STATED TASK: Copy out every line in which the string "size" occurs.

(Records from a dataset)
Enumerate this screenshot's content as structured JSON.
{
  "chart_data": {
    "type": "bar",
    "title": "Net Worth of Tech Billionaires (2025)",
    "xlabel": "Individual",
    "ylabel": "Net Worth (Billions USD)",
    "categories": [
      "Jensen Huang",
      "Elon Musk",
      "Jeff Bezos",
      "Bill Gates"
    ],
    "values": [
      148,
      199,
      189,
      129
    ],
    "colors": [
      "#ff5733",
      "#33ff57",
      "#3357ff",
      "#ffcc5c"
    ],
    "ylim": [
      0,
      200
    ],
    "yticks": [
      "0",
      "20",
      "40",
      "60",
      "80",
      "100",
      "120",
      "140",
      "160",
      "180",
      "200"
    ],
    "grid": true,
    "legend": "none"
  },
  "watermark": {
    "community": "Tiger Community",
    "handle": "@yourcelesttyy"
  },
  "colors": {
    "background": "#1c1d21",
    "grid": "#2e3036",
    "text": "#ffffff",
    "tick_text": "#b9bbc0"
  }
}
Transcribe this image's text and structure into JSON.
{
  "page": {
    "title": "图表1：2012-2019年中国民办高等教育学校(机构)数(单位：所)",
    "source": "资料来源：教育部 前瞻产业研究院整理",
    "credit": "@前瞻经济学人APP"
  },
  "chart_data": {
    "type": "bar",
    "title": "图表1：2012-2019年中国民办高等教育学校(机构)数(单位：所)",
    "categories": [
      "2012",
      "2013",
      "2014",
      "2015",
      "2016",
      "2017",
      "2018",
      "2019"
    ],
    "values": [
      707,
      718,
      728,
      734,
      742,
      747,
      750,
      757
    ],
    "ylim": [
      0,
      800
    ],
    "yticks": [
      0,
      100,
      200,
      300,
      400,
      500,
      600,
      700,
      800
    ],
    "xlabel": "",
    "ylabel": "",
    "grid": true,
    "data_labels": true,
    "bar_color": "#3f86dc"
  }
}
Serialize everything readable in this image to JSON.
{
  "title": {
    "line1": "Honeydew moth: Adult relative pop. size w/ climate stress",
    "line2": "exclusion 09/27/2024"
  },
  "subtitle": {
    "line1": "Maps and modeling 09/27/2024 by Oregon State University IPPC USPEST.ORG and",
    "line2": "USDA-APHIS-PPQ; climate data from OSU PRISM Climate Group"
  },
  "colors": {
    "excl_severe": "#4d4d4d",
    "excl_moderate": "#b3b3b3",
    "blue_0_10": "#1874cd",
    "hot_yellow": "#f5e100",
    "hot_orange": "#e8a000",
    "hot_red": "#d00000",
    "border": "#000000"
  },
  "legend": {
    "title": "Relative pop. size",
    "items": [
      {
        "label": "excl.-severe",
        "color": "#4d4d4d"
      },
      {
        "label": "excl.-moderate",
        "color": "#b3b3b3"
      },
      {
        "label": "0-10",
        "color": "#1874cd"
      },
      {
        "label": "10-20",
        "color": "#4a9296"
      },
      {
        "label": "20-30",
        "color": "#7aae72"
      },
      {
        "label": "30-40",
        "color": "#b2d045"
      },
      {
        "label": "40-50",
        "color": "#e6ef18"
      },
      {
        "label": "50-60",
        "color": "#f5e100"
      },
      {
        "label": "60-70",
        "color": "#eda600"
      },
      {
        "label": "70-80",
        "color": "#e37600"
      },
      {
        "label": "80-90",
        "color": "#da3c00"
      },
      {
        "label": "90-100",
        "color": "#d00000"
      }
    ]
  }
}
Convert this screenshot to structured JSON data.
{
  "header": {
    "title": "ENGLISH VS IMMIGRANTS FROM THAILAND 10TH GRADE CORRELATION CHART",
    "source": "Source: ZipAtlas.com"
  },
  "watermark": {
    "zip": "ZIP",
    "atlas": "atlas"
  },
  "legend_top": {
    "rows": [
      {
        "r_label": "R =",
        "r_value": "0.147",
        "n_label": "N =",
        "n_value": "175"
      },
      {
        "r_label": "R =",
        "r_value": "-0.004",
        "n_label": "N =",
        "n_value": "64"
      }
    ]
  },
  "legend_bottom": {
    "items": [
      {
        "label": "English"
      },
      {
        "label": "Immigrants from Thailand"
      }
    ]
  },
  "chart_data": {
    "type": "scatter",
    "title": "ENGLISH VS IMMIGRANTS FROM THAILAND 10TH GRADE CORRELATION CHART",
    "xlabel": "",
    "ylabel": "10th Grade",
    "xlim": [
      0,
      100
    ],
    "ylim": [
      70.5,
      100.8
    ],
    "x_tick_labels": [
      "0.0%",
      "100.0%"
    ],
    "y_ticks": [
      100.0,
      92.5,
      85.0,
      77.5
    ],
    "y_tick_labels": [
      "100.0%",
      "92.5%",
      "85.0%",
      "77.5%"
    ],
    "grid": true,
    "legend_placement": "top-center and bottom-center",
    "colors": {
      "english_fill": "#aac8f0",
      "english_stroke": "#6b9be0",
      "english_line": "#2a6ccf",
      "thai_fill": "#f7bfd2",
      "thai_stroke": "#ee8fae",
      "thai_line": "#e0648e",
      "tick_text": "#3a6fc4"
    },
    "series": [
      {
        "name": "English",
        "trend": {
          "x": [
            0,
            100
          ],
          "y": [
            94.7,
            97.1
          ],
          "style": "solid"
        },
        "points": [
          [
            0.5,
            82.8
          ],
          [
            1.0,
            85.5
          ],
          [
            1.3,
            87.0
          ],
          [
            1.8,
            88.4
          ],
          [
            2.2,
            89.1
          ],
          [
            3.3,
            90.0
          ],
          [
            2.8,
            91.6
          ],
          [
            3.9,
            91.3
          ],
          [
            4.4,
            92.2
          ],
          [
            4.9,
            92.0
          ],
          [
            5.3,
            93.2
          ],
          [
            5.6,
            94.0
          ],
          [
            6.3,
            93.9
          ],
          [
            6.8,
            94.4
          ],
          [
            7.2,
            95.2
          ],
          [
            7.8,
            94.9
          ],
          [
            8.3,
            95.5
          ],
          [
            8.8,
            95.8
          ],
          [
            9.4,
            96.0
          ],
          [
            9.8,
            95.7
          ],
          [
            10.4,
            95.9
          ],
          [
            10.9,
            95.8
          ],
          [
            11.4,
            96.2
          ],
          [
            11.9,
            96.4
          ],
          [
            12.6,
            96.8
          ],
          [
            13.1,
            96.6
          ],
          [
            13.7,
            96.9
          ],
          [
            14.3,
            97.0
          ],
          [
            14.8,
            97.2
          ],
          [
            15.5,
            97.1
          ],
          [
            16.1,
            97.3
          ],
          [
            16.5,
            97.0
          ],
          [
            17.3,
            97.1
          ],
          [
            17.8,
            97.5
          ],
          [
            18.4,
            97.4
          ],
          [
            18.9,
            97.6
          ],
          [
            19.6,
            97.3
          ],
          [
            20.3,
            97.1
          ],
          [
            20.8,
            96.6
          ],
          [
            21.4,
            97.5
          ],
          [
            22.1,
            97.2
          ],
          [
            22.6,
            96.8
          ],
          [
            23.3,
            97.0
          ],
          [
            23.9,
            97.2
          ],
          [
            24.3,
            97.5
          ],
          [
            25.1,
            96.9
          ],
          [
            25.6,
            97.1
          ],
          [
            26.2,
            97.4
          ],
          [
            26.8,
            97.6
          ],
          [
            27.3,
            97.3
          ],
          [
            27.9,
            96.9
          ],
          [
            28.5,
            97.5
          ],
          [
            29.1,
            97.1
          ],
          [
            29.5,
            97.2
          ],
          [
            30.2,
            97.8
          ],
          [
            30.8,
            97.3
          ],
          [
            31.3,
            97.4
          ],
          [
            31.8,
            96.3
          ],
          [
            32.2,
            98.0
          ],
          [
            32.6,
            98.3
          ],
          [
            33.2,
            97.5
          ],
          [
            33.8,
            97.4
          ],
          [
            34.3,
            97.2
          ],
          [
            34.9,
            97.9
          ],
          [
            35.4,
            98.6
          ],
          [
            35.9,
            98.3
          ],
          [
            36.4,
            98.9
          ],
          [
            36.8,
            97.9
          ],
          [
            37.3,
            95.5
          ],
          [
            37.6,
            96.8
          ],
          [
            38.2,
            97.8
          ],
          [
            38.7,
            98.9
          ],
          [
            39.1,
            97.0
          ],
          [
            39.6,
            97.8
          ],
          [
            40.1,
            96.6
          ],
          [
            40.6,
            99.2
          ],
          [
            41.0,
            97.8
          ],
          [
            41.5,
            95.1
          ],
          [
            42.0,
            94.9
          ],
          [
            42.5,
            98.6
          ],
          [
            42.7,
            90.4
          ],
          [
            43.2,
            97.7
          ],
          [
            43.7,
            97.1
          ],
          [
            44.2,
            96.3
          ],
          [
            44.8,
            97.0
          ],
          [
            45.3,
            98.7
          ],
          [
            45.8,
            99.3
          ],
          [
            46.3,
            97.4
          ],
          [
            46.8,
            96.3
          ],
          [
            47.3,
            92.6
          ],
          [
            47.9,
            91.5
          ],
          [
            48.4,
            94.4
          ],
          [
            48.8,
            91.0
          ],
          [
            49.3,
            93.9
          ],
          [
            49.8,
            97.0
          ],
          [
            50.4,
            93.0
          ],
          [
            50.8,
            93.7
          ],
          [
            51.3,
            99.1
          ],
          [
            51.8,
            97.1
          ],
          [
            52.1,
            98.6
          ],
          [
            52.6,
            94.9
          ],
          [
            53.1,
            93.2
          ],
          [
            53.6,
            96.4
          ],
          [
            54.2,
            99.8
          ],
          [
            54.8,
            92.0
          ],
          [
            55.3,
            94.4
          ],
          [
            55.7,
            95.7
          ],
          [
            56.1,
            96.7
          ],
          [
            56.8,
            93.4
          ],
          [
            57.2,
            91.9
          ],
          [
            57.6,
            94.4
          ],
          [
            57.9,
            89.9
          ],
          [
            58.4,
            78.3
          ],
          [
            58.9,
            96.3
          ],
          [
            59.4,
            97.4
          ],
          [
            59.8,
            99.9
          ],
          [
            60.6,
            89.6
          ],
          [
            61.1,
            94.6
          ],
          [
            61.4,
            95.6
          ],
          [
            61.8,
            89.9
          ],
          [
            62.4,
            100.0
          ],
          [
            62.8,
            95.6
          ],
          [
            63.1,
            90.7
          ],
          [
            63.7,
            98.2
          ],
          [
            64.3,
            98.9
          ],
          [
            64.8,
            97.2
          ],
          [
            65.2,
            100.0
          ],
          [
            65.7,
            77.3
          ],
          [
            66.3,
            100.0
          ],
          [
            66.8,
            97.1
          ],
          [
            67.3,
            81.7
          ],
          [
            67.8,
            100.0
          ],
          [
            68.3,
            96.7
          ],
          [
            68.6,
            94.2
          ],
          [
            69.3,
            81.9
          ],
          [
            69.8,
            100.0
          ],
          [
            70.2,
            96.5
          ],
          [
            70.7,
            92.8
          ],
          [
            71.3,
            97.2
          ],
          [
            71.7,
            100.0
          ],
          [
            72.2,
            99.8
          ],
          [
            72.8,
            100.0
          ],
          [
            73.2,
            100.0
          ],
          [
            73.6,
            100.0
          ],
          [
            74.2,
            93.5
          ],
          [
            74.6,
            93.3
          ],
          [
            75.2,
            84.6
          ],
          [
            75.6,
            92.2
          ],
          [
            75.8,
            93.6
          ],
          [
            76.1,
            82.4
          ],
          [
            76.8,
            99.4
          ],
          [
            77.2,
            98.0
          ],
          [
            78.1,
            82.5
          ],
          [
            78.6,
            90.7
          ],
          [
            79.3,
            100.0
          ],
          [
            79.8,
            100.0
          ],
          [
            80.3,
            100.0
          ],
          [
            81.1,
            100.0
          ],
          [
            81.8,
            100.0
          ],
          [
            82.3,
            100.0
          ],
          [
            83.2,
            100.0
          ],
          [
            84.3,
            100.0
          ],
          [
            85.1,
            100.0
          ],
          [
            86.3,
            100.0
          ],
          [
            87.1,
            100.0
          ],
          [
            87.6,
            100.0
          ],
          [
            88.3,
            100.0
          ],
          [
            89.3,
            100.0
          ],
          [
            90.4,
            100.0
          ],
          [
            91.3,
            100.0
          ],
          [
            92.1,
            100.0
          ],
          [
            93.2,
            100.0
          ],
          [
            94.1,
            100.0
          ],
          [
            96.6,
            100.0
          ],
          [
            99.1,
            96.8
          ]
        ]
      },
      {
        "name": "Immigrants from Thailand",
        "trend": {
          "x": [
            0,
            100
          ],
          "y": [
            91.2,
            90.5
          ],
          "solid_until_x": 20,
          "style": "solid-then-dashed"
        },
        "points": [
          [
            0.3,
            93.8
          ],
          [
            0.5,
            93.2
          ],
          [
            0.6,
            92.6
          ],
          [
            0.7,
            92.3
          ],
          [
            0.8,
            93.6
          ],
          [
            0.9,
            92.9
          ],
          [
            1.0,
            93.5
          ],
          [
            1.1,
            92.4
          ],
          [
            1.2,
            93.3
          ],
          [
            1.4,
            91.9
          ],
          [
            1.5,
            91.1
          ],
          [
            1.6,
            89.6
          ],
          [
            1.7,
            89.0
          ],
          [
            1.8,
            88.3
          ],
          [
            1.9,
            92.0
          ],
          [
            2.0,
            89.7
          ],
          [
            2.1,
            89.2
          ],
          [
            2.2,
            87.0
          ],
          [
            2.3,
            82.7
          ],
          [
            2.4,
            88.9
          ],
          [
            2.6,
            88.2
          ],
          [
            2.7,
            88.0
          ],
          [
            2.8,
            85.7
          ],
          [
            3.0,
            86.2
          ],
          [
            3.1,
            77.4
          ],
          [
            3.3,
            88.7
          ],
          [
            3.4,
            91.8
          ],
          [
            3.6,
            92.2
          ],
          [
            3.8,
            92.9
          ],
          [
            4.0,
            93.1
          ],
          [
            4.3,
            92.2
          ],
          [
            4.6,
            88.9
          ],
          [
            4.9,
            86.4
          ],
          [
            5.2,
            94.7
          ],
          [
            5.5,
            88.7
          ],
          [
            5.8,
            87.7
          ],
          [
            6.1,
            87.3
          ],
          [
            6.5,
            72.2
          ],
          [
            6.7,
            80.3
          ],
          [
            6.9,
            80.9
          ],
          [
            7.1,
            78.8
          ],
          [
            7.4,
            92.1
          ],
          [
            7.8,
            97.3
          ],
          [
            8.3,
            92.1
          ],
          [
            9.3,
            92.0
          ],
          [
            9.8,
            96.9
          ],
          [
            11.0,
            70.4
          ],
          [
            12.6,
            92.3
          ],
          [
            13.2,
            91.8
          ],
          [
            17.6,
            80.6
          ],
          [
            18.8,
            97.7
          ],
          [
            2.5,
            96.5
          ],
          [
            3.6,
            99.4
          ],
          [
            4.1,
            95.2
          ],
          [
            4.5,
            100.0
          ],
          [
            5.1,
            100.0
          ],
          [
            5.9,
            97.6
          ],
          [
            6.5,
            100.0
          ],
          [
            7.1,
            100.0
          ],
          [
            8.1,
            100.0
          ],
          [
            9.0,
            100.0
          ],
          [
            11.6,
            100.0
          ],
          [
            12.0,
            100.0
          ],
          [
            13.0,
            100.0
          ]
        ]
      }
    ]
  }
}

FINAL ANSWER:
    "line1": "Honeydew moth: Adult relative pop. size w/ climate stress",
    "title": "Relative pop. size",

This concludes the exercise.